Dataset records on visual material
-.-.-

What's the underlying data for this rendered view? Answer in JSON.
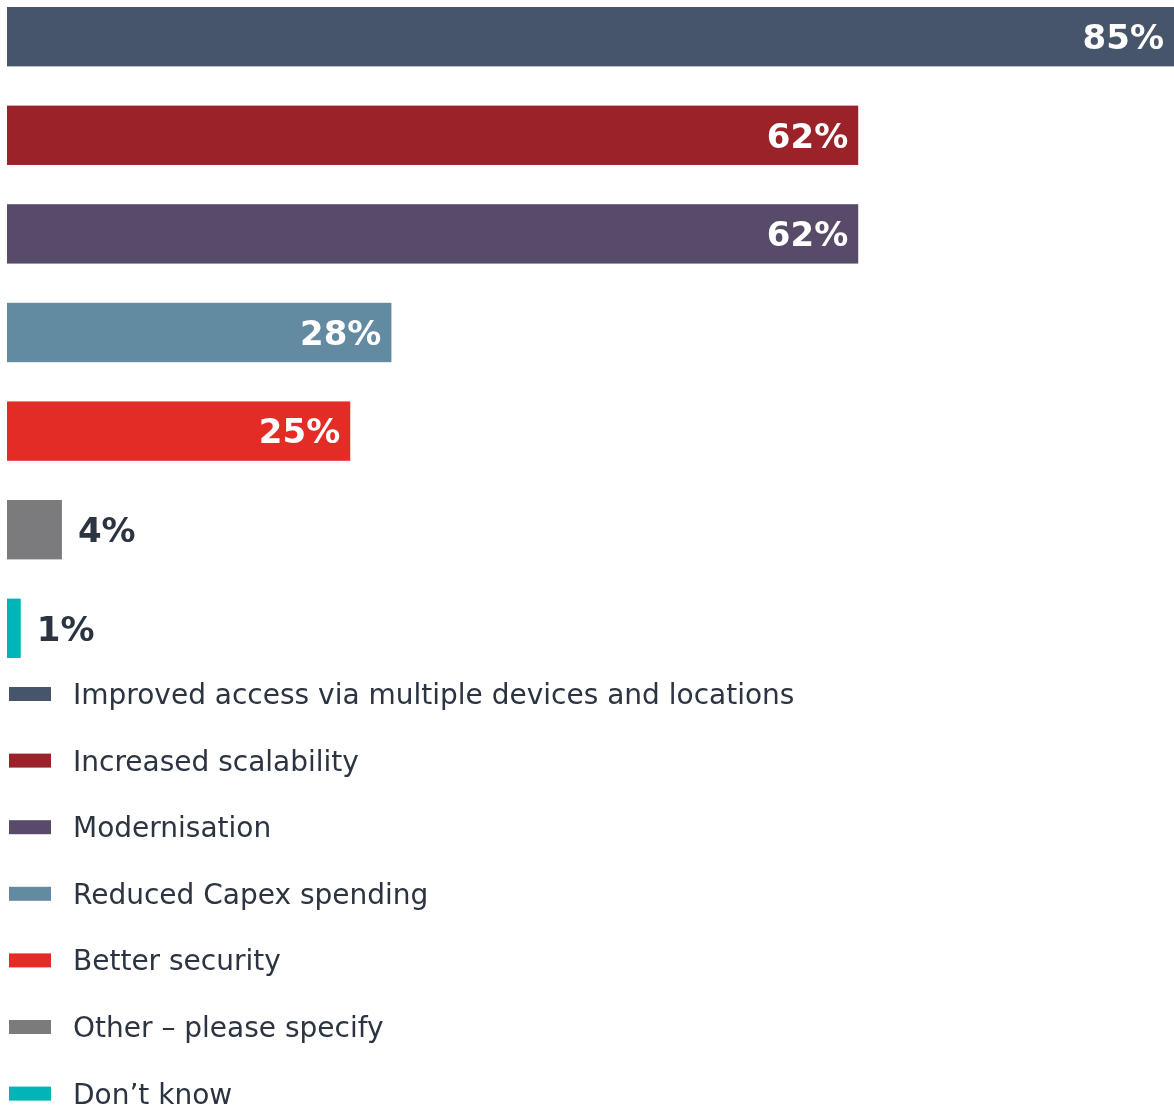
{
  "chart_data": {
    "type": "bar",
    "orientation": "horizontal",
    "stacked": true,
    "categories": [
      null,
      null,
      null,
      null,
      null,
      null,
      null
    ],
    "series": [
      {
        "name": "Improved access via multiple devices and locations",
        "color": "#465569",
        "values": [
          85,
          null,
          null,
          null,
          null,
          null,
          null
        ],
        "value_labels": [
          "85%",
          null,
          null,
          null,
          null,
          null,
          null
        ]
      },
      {
        "name": "Increased scalability",
        "color": "#9b2229",
        "values": [
          null,
          62,
          null,
          null,
          null,
          null,
          null
        ],
        "value_labels": [
          null,
          "62%",
          null,
          null,
          null,
          null,
          null
        ]
      },
      {
        "name": "Modernisation",
        "color": "#584b6a",
        "values": [
          null,
          null,
          62,
          null,
          null,
          null,
          null
        ],
        "value_labels": [
          null,
          null,
          "62%",
          null,
          null,
          null,
          null
        ]
      },
      {
        "name": "Reduced Capex spending",
        "color": "#628aa0",
        "values": [
          null,
          null,
          null,
          28,
          null,
          null,
          null
        ],
        "value_labels": [
          null,
          null,
          null,
          "28%",
          null,
          null,
          null
        ]
      },
      {
        "name": "Better security",
        "color": "#e32c26",
        "values": [
          null,
          null,
          null,
          null,
          25,
          null,
          null
        ],
        "value_labels": [
          null,
          null,
          null,
          null,
          "25%",
          null,
          null
        ]
      },
      {
        "name": "Other – please specify",
        "color": "#7b7b7e",
        "values": [
          null,
          null,
          null,
          null,
          null,
          4,
          null
        ],
        "value_labels": [
          null,
          null,
          null,
          null,
          null,
          "4%",
          null
        ]
      },
      {
        "name": "Don’t know",
        "color": "#00b5b5",
        "values": [
          null,
          null,
          null,
          null,
          null,
          null,
          1
        ],
        "value_labels": [
          null,
          null,
          null,
          null,
          null,
          null,
          "1%"
        ]
      }
    ],
    "xlim": [
      0,
      85
    ],
    "tick_labels": false,
    "legend": "bottom"
  }
}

-.-.-

■ Short exercise
Pictures in the records above are not copied; print everything else exactly.

■ Exercise answer
What's the underlying data for this rendered view? Answer in JSON.
{
  "chart_data": {
    "type": "bar",
    "orientation": "horizontal",
    "stacked": true,
    "categories": [
      null,
      null,
      null,
      null,
      null,
      null,
      null
    ],
    "series": [
      {
        "name": "Improved access via multiple devices and locations",
        "color": "#465569",
        "values": [
          85,
          null,
          null,
          null,
          null,
          null,
          null
        ],
        "value_labels": [
          "85%",
          null,
          null,
          null,
          null,
          null,
          null
        ]
      },
      {
        "name": "Increased scalability",
        "color": "#9b2229",
        "values": [
          null,
          62,
          null,
          null,
          null,
          null,
          null
        ],
        "value_labels": [
          null,
          "62%",
          null,
          null,
          null,
          null,
          null
        ]
      },
      {
        "name": "Modernisation",
        "color": "#584b6a",
        "values": [
          null,
          null,
          62,
          null,
          null,
          null,
          null
        ],
        "value_labels": [
          null,
          null,
          "62%",
          null,
          null,
          null,
          null
        ]
      },
      {
        "name": "Reduced Capex spending",
        "color": "#628aa0",
        "values": [
          null,
          null,
          null,
          28,
          null,
          null,
          null
        ],
        "value_labels": [
          null,
          null,
          null,
          "28%",
          null,
          null,
          null
        ]
      },
      {
        "name": "Better security",
        "color": "#e32c26",
        "values": [
          null,
          null,
          null,
          null,
          25,
          null,
          null
        ],
        "value_labels": [
          null,
          null,
          null,
          null,
          "25%",
          null,
          null
        ]
      },
      {
        "name": "Other – please specify",
        "color": "#7b7b7e",
        "values": [
          null,
          null,
          null,
          null,
          null,
          4,
          null
        ],
        "value_labels": [
          null,
          null,
          null,
          null,
          null,
          "4%",
          null
        ]
      },
      {
        "name": "Don’t know",
        "color": "#00b5b5",
        "values": [
          null,
          null,
          null,
          null,
          null,
          null,
          1
        ],
        "value_labels": [
          null,
          null,
          null,
          null,
          null,
          null,
          "1%"
        ]
      }
    ],
    "xlim": [
      0,
      85
    ],
    "tick_labels": false,
    "legend": "bottom"
  }
}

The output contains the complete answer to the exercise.